▸ What the exercise asks: Count the lines below that include the word "Қазақстан" and write that number alone.

▸ Stored rows:

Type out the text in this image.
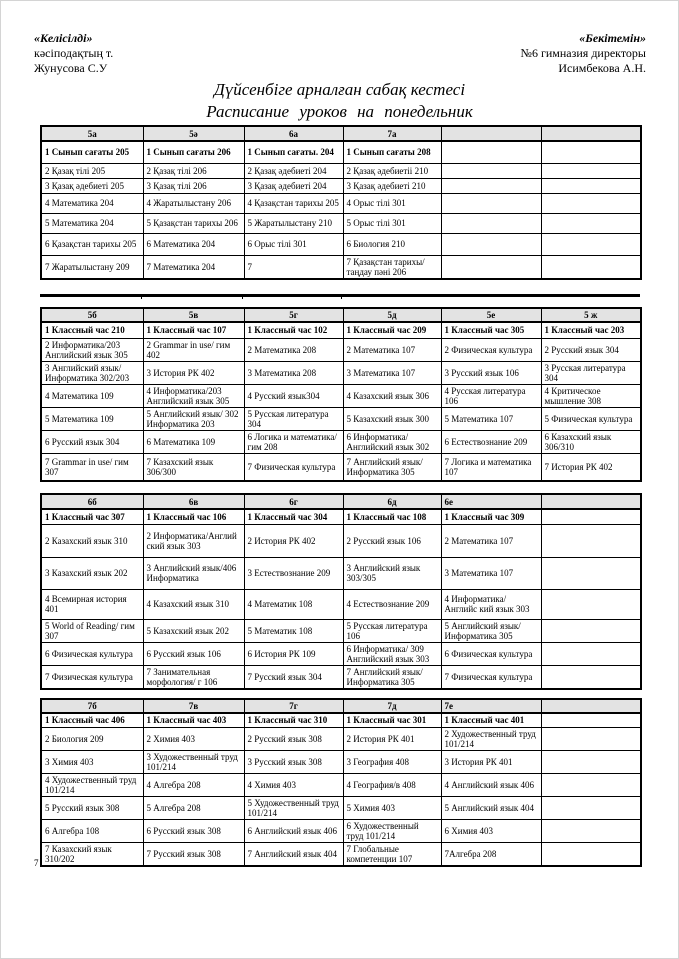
«Келісілді»
кәсіподақтың т.
Жунусова С.У
«Бекітемін»
№6 гимназия директоры
Исимбекова А.Н.
Дүйсенбіге арналған сабақ кестесі
Расписание уроков на понедельник
5а	5ә	6а	7а		
1 Сынып сағаты 205	1 Сынып сағаты 206	1 Сынып сағаты. 204	1 Сынып сағаты 208		
2 Қазақ тілі 205	2 Қазақ тілі 206	2 Қазақ әдебиеті 204	2 Қазақ әдебиетіі 210		
3 Қазақ әдебиеті 205	3 Қазақ тілі 206	3 Қазақ әдебиеті 204	3 Қазақ әдебиеті 210		
4 Математика 204	4 Жаратылыстану 206	4 Қазақстан тарихы 205	4 Орыс тілі 301		
5 Математика 204	5 Қазақстан тарихы 206	5 Жаратылыстану 210	5 Орыс тілі 301		
6 Қазақстан тарихы 205	6 Математика 204	6 Орыс тілі 301	6 Биология 210		
7 Жаратылыстану 209	7 Математика 204	7	7 Қазақстан тарихы/ таңдау пәні 206		
5б	5в	5г	5д	5е	5 ж
1 Классный час 210	1 Классный час 107	1 Классный час 102	1 Классный час 209	1 Классный час 305	1 Классный час 203
2 Информатика/203 Английский язык 305	2 Grammar in use/ гим 402	2 Математика 208	2 Математика 107	2 Физическая культура	2 Русский язык 304
3 Английский язык/ Информатика 302/203	3 История РК 402	3 Математика 208	3 Математика 107	3 Русский язык 106	3 Русская литература 304
4 Математика 109	4 Информатика/203 Английский язык 305	4 Русский язык304	4 Казахский язык 306	4 Русская литература 106	4 Критическое мышление 308
5 Математика 109	5 Английский язык/ 302 Информатика 203	5 Русская литература 304	5 Казахский язык 300	5 Математика 107	5 Физическая культура
6 Русский язык 304	6 Математика 109	6 Логика и математика/ гим 208	6 Информатика/ Английский язык 302	6 Естествознание 209	6 Казахский язык 306/310
7 Grammar in use/ гим 307	7 Казахский язык 306/300	7 Физическая культура	7 Английский язык/ Информатика 305	7 Логика и математика 107	7 История РК 402
6б	6в	6г	6д	6е	
1 Классный час 307	1 Классный час 106	1 Классный час 304	1 Классный час 108	1 Классный час 309	
2 Казахский язык 310	2 Информатика/Англий ский язык 303	2 История РК 402	2 Русский язык 106	2 Математика 107	
3 Казахский язык 202	3 Английский язык/406 Информатика	3 Естествознание 209	3 Английский язык 303/305	3 Математика 107	
4 Всемирная история 401	4 Казахский язык 310	4 Математик 108	4 Естествознание 209	4 Информатика/Английс кий язык 303	
5 World of Reading/ гим 307	5 Казахский язык 202	5 Математик 108	5 Русская литература 106	5 Английский язык/ Информатика 305	
6 Физическая культура	6 Русский язык 106	6 История РК 109	6 Информатика/ 309 Английский язык 303	6 Физическая культура	
7 Физическая культура	7 Занимательная морфология/ г 106	7 Русский язык 304	7 Английский язык/ Информатика 305	7 Физическая культура	
7б	7в	7г	7д	7е	
1 Классный час 406	1 Классный час 403	1 Классный час 310	1 Классный час 301	1 Классный час 401	
2 Биология 209	2 Химия 403	2 Русский язык 308	2 История РК 401	2 Художественный труд 101/214	
3 Химия 403	3 Художественный труд 101/214	3 Русский язык 308	3 География 408	3 История РК 401	
4 Художественный труд 101/214	4 Алгебра 208	4 Химия 403	4 География/в 408	4 Английский язык 406	
5 Русский язык 308	5 Алгебра 208	5 Художественный труд 101/214	5 Химия 403	5 Английский язык 404	
6 Алгебра 108	6 Русский язык 308	6 Английский язык 406	6 Художественный труд 101/214	6 Химия 403	
7 Казахский язык 310/202	7 Русский язык 308	7 Английский язык 404	7 Глобальные компетенции 107	7Алгебра 208	
7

▸ Completed task: 4